> [Problem to work on] Word for word, retype every entry in the listing.

> [Supplied entries]

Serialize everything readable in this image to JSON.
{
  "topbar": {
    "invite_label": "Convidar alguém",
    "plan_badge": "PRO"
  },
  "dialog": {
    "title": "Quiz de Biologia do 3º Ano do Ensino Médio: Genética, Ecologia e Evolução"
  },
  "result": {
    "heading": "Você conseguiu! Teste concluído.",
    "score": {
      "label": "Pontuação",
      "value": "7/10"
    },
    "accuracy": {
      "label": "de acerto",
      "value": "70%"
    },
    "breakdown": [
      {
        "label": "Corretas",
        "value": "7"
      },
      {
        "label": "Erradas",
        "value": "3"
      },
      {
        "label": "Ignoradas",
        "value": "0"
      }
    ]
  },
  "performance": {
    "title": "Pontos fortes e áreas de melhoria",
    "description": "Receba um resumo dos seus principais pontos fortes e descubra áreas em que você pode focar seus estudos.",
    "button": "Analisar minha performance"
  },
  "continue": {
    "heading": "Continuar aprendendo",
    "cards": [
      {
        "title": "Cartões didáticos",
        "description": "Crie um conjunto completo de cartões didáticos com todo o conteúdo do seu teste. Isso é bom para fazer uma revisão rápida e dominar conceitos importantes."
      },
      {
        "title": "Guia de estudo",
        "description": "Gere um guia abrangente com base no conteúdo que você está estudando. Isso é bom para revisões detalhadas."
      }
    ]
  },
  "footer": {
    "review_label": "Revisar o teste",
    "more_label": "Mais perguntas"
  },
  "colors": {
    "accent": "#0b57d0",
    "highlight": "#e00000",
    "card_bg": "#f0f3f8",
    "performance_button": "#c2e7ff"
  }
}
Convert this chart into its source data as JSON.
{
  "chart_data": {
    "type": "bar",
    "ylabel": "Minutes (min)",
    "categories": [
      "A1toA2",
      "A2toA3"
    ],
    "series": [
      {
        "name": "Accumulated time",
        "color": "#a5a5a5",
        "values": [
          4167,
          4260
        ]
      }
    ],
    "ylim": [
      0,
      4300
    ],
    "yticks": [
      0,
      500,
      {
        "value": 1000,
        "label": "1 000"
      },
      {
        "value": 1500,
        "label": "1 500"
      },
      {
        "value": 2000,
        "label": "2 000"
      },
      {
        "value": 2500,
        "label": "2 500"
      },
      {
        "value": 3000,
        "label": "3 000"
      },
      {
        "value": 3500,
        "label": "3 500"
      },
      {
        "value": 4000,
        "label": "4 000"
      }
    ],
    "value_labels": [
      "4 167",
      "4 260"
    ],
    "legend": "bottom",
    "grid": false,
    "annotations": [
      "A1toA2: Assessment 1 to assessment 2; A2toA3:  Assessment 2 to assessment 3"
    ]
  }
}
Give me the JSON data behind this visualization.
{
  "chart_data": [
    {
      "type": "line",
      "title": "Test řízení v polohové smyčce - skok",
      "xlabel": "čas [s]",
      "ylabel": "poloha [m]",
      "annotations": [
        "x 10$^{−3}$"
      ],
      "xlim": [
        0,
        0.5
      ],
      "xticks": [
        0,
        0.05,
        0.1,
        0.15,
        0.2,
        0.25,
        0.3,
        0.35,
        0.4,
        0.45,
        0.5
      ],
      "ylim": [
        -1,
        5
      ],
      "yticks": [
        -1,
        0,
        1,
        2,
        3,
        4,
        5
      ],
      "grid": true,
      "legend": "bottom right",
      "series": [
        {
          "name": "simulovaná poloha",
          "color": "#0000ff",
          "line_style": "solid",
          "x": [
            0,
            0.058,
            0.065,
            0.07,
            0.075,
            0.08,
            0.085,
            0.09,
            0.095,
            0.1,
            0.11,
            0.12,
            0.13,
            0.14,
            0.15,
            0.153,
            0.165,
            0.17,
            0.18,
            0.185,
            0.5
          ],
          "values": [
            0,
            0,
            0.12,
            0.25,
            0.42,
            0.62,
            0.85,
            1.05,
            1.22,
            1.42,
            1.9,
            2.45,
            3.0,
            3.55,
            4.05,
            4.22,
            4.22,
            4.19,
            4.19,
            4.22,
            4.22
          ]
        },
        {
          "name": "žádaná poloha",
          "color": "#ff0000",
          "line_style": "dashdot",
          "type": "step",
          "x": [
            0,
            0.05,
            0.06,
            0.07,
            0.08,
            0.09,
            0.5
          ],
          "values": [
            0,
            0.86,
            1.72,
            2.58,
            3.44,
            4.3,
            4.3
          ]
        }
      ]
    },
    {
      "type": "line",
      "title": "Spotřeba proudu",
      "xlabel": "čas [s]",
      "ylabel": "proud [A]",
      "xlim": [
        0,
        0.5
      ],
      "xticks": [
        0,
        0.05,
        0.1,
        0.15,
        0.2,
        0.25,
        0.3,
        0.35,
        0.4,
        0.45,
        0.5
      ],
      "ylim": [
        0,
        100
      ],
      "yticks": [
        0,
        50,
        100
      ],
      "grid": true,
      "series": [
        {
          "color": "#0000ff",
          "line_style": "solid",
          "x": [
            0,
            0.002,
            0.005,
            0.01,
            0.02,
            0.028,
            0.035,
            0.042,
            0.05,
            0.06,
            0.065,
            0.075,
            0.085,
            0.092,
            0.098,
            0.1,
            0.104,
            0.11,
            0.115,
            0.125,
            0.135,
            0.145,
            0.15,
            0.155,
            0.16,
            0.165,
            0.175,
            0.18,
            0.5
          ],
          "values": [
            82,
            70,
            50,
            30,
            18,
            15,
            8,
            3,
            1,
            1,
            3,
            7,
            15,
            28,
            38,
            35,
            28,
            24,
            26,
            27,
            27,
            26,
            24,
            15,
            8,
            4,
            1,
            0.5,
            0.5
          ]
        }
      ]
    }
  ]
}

> [Answer to the task]
Serialize everything readable in this image to JSON.
{
  "topbar": {
    "invite_label": "Convidar alguém",
    "plan_badge": "PRO"
  },
  "dialog": {
    "title": "Quiz de Biologia do 3º Ano do Ensino Médio: Genética, Ecologia e Evolução"
  },
  "result": {
    "heading": "Você conseguiu! Teste concluído.",
    "score": {
      "label": "Pontuação",
      "value": "7/10"
    },
    "accuracy": {
      "label": "de acerto",
      "value": "70%"
    },
    "breakdown": [
      {
        "label": "Corretas",
        "value": "7"
      },
      {
        "label": "Erradas",
        "value": "3"
      },
      {
        "label": "Ignoradas",
        "value": "0"
      }
    ]
  },
  "performance": {
    "title": "Pontos fortes e áreas de melhoria",
    "description": "Receba um resumo dos seus principais pontos fortes e descubra áreas em que você pode focar seus estudos.",
    "button": "Analisar minha performance"
  },
  "continue": {
    "heading": "Continuar aprendendo",
    "cards": [
      {
        "title": "Cartões didáticos",
        "description": "Crie um conjunto completo de cartões didáticos com todo o conteúdo do seu teste. Isso é bom para fazer uma revisão rápida e dominar conceitos importantes."
      },
      {
        "title": "Guia de estudo",
        "description": "Gere um guia abrangente com base no conteúdo que você está estudando. Isso é bom para revisões detalhadas."
      }
    ]
  },
  "footer": {
    "review_label": "Revisar o teste",
    "more_label": "Mais perguntas"
  },
  "colors": {
    "accent": "#0b57d0",
    "highlight": "#e00000",
    "card_bg": "#f0f3f8",
    "performance_button": "#c2e7ff"
  }
}
Convert this chart into its source data as JSON.
{
  "chart_data": {
    "type": "bar",
    "ylabel": "Minutes (min)",
    "categories": [
      "A1toA2",
      "A2toA3"
    ],
    "series": [
      {
        "name": "Accumulated time",
        "color": "#a5a5a5",
        "values": [
          4167,
          4260
        ]
      }
    ],
    "ylim": [
      0,
      4300
    ],
    "yticks": [
      0,
      500,
      {
        "value": 1000,
        "label": "1 000"
      },
      {
        "value": 1500,
        "label": "1 500"
      },
      {
        "value": 2000,
        "label": "2 000"
      },
      {
        "value": 2500,
        "label": "2 500"
      },
      {
        "value": 3000,
        "label": "3 000"
      },
      {
        "value": 3500,
        "label": "3 500"
      },
      {
        "value": 4000,
        "label": "4 000"
      }
    ],
    "value_labels": [
      "4 167",
      "4 260"
    ],
    "legend": "bottom",
    "grid": false,
    "annotations": [
      "A1toA2: Assessment 1 to assessment 2; A2toA3:  Assessment 2 to assessment 3"
    ]
  }
}
Give me the JSON data behind this visualization.
{
  "chart_data": [
    {
      "type": "line",
      "title": "Test řízení v polohové smyčce - skok",
      "xlabel": "čas [s]",
      "ylabel": "poloha [m]",
      "annotations": [
        "x 10$^{−3}$"
      ],
      "xlim": [
        0,
        0.5
      ],
      "xticks": [
        0,
        0.05,
        0.1,
        0.15,
        0.2,
        0.25,
        0.3,
        0.35,
        0.4,
        0.45,
        0.5
      ],
      "ylim": [
        -1,
        5
      ],
      "yticks": [
        -1,
        0,
        1,
        2,
        3,
        4,
        5
      ],
      "grid": true,
      "legend": "bottom right",
      "series": [
        {
          "name": "simulovaná poloha",
          "color": "#0000ff",
          "line_style": "solid",
          "x": [
            0,
            0.058,
            0.065,
            0.07,
            0.075,
            0.08,
            0.085,
            0.09,
            0.095,
            0.1,
            0.11,
            0.12,
            0.13,
            0.14,
            0.15,
            0.153,
            0.165,
            0.17,
            0.18,
            0.185,
            0.5
          ],
          "values": [
            0,
            0,
            0.12,
            0.25,
            0.42,
            0.62,
            0.85,
            1.05,
            1.22,
            1.42,
            1.9,
            2.45,
            3.0,
            3.55,
            4.05,
            4.22,
            4.22,
            4.19,
            4.19,
            4.22,
            4.22
          ]
        },
        {
          "name": "žádaná poloha",
          "color": "#ff0000",
          "line_style": "dashdot",
          "type": "step",
          "x": [
            0,
            0.05,
            0.06,
            0.07,
            0.08,
            0.09,
            0.5
          ],
          "values": [
            0,
            0.86,
            1.72,
            2.58,
            3.44,
            4.3,
            4.3
          ]
        }
      ]
    },
    {
      "type": "line",
      "title": "Spotřeba proudu",
      "xlabel": "čas [s]",
      "ylabel": "proud [A]",
      "xlim": [
        0,
        0.5
      ],
      "xticks": [
        0,
        0.05,
        0.1,
        0.15,
        0.2,
        0.25,
        0.3,
        0.35,
        0.4,
        0.45,
        0.5
      ],
      "ylim": [
        0,
        100
      ],
      "yticks": [
        0,
        50,
        100
      ],
      "grid": true,
      "series": [
        {
          "color": "#0000ff",
          "line_style": "solid",
          "x": [
            0,
            0.002,
            0.005,
            0.01,
            0.02,
            0.028,
            0.035,
            0.042,
            0.05,
            0.06,
            0.065,
            0.075,
            0.085,
            0.092,
            0.098,
            0.1,
            0.104,
            0.11,
            0.115,
            0.125,
            0.135,
            0.145,
            0.15,
            0.155,
            0.16,
            0.165,
            0.175,
            0.18,
            0.5
          ],
          "values": [
            82,
            70,
            50,
            30,
            18,
            15,
            8,
            3,
            1,
            1,
            3,
            7,
            15,
            28,
            38,
            35,
            28,
            24,
            26,
            27,
            27,
            26,
            24,
            15,
            8,
            4,
            1,
            0.5,
            0.5
          ]
        }
      ]
    }
  ]
}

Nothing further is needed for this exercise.